WORK TO BE COMPLETED:
In full and without alteration, give the listing again.
[Start of EXERCISE INPUTS]
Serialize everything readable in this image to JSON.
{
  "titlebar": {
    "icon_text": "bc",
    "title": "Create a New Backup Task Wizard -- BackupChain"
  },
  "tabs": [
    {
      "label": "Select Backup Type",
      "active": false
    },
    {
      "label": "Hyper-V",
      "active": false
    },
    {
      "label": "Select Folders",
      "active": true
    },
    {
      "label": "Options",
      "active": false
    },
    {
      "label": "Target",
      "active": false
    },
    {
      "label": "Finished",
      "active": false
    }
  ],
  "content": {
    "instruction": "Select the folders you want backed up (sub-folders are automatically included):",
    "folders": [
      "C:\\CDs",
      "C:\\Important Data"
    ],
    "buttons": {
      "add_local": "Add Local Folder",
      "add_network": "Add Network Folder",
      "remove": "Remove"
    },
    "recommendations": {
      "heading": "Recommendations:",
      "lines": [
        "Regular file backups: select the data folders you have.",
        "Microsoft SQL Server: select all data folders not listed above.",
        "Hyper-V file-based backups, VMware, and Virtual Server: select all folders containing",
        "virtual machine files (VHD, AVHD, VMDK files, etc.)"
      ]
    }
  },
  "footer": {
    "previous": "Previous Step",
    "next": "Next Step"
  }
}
[End of EXERCISE INPUTS]
RESULT OF THIS EXERCISE:
Serialize everything readable in this image to JSON.
{
  "titlebar": {
    "icon_text": "bc",
    "title": "Create a New Backup Task Wizard -- BackupChain"
  },
  "tabs": [
    {
      "label": "Select Backup Type",
      "active": false
    },
    {
      "label": "Hyper-V",
      "active": false
    },
    {
      "label": "Select Folders",
      "active": true
    },
    {
      "label": "Options",
      "active": false
    },
    {
      "label": "Target",
      "active": false
    },
    {
      "label": "Finished",
      "active": false
    }
  ],
  "content": {
    "instruction": "Select the folders you want backed up (sub-folders are automatically included):",
    "folders": [
      "C:\\CDs",
      "C:\\Important Data"
    ],
    "buttons": {
      "add_local": "Add Local Folder",
      "add_network": "Add Network Folder",
      "remove": "Remove"
    },
    "recommendations": {
      "heading": "Recommendations:",
      "lines": [
        "Regular file backups: select the data folders you have.",
        "Microsoft SQL Server: select all data folders not listed above.",
        "Hyper-V file-based backups, VMware, and Virtual Server: select all folders containing",
        "virtual machine files (VHD, AVHD, VMDK files, etc.)"
      ]
    }
  },
  "footer": {
    "previous": "Previous Step",
    "next": "Next Step"
  }
}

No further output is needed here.